Description of the task
Pick out the lines below with "Pass" and list them.

Task input

>>>>>

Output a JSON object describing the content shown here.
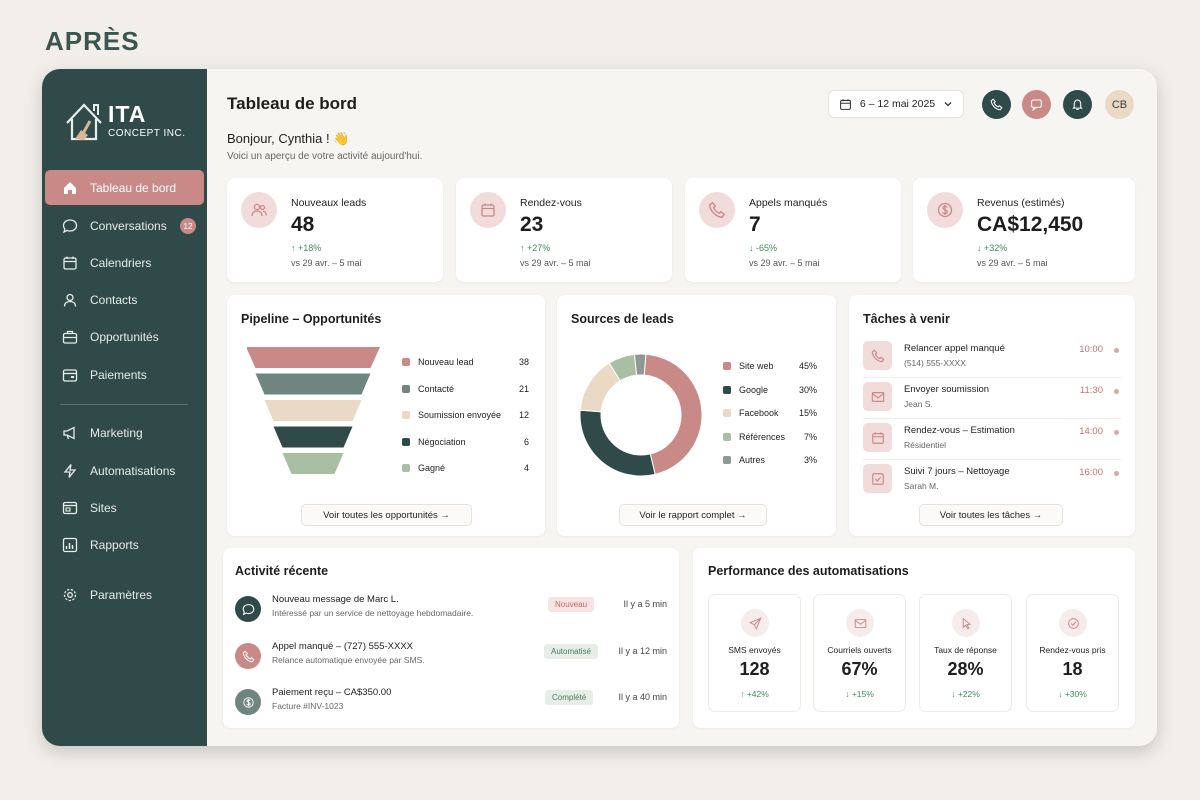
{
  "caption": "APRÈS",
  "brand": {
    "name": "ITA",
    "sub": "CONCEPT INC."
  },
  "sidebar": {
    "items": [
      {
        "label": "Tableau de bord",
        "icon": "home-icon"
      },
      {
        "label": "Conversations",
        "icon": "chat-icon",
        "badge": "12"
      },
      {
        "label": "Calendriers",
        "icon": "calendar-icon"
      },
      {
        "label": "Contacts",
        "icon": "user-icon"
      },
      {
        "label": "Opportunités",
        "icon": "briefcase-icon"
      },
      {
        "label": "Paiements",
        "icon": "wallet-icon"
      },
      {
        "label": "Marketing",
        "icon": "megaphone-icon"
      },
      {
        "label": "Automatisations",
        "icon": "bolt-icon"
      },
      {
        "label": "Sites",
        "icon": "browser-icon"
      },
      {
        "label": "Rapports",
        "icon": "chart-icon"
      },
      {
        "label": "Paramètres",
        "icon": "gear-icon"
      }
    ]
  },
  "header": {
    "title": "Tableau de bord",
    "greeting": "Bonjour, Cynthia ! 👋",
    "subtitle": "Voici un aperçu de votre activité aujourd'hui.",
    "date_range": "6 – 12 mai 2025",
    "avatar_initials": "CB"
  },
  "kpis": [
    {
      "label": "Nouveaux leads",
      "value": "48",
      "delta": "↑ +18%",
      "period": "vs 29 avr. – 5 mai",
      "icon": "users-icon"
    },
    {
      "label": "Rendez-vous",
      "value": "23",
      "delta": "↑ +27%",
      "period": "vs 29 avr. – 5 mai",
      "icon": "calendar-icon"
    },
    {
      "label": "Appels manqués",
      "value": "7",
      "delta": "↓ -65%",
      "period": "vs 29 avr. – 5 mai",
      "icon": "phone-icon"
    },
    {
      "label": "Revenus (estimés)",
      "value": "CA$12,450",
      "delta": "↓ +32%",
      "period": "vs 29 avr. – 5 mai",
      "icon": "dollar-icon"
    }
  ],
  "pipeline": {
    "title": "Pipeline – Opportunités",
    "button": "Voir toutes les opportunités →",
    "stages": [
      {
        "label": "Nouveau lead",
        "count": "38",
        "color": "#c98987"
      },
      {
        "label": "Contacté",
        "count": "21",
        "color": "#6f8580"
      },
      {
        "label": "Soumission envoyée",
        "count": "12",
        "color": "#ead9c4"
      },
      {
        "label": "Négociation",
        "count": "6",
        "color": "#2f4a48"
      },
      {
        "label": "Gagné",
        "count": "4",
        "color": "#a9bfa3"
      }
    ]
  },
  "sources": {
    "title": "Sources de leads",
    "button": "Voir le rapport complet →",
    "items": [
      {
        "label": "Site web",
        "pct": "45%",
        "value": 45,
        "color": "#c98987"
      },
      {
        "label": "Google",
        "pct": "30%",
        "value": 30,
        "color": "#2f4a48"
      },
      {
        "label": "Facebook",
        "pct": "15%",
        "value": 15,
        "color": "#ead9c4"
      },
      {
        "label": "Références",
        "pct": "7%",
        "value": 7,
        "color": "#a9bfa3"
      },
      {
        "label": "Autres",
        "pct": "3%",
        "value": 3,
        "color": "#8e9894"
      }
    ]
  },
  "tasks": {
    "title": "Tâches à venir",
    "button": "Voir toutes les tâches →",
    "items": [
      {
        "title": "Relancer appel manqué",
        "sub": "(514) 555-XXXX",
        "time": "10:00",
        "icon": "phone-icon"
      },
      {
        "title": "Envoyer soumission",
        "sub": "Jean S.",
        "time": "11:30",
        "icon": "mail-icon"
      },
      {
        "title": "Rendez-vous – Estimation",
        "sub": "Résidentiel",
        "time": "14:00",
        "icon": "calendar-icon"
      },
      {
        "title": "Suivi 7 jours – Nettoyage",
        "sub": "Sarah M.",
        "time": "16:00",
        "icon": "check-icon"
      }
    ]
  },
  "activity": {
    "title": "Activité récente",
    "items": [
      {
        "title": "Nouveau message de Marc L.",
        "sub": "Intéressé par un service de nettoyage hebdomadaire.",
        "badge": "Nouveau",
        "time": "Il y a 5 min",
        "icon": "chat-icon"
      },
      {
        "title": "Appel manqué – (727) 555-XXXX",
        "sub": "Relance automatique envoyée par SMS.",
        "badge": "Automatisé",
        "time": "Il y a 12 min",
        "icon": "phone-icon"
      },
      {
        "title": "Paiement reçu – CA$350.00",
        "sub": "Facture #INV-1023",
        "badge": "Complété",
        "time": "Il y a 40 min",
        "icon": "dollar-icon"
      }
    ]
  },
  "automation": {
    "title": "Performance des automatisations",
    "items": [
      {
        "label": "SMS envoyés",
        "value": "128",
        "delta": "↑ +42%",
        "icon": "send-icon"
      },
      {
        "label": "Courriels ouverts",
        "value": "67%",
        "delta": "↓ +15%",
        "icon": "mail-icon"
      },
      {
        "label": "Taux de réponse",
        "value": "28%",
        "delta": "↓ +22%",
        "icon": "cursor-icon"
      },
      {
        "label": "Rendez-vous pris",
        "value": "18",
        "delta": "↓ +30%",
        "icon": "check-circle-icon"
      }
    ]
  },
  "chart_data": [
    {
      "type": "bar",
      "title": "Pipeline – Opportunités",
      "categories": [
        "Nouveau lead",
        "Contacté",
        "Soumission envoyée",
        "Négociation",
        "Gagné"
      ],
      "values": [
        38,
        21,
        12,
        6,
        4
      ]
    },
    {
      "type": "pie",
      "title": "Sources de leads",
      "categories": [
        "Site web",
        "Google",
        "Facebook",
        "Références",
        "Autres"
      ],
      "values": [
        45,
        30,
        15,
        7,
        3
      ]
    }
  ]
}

<<<<<
>>>>>

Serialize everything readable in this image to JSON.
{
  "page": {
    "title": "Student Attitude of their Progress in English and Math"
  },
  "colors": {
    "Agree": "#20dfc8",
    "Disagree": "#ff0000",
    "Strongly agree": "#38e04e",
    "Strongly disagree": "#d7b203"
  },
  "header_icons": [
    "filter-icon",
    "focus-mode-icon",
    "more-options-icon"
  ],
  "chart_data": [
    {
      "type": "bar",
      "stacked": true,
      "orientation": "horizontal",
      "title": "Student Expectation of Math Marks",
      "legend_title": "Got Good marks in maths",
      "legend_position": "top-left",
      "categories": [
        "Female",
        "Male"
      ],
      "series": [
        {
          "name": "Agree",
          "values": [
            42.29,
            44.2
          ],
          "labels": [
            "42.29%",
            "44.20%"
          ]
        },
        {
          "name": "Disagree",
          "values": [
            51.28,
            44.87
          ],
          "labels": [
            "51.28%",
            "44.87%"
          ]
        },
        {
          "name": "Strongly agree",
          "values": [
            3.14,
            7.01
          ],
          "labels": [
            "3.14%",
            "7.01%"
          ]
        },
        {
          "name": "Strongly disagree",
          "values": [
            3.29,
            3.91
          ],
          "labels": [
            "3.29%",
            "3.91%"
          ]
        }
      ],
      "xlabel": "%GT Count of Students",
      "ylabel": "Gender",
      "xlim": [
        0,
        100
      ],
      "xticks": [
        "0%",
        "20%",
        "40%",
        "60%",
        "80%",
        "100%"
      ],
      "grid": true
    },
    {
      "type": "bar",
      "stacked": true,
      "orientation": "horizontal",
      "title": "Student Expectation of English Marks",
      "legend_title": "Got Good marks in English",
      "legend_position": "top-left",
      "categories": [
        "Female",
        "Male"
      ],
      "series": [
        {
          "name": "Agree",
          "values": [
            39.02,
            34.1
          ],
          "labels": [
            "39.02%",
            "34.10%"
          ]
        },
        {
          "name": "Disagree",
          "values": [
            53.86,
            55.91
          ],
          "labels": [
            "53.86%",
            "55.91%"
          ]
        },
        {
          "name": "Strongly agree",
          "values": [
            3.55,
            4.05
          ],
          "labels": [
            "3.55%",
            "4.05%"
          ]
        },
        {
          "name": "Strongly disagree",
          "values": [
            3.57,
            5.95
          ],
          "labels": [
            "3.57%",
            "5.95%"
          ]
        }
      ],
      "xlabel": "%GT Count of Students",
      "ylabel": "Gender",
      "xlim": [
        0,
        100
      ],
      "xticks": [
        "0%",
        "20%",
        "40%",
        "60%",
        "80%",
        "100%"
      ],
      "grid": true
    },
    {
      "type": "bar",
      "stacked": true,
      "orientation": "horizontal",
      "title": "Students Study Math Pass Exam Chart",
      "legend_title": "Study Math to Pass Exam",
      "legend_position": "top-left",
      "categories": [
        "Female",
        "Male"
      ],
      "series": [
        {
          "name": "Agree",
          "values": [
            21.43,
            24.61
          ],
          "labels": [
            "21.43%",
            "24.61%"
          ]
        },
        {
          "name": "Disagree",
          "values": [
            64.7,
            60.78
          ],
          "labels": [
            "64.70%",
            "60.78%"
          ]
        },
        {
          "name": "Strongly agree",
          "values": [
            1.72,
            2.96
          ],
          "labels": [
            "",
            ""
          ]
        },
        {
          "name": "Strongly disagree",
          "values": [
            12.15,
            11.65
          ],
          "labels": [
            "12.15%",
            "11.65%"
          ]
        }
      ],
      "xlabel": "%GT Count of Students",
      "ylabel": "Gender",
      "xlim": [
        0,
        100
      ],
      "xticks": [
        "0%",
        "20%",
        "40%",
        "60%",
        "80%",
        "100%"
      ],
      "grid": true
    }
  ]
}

<<<<<
>>>>>

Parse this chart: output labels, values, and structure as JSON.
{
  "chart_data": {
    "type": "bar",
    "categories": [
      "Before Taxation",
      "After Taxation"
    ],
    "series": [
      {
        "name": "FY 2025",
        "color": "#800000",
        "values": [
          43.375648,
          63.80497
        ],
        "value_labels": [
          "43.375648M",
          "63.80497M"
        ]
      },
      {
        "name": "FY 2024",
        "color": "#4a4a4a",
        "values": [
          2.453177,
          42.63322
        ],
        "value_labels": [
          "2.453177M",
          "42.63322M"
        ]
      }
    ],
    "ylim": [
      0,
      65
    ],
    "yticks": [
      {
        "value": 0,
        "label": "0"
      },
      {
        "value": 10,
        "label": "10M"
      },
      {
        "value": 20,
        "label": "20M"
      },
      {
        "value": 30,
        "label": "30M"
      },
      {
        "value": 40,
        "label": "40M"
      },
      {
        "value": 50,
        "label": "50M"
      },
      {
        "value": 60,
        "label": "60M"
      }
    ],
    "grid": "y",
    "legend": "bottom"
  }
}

<<<<<

Complete answer
      "title": "Students Study Math Pass Exam Chart",
      "legend_title": "Study Math to Pass Exam",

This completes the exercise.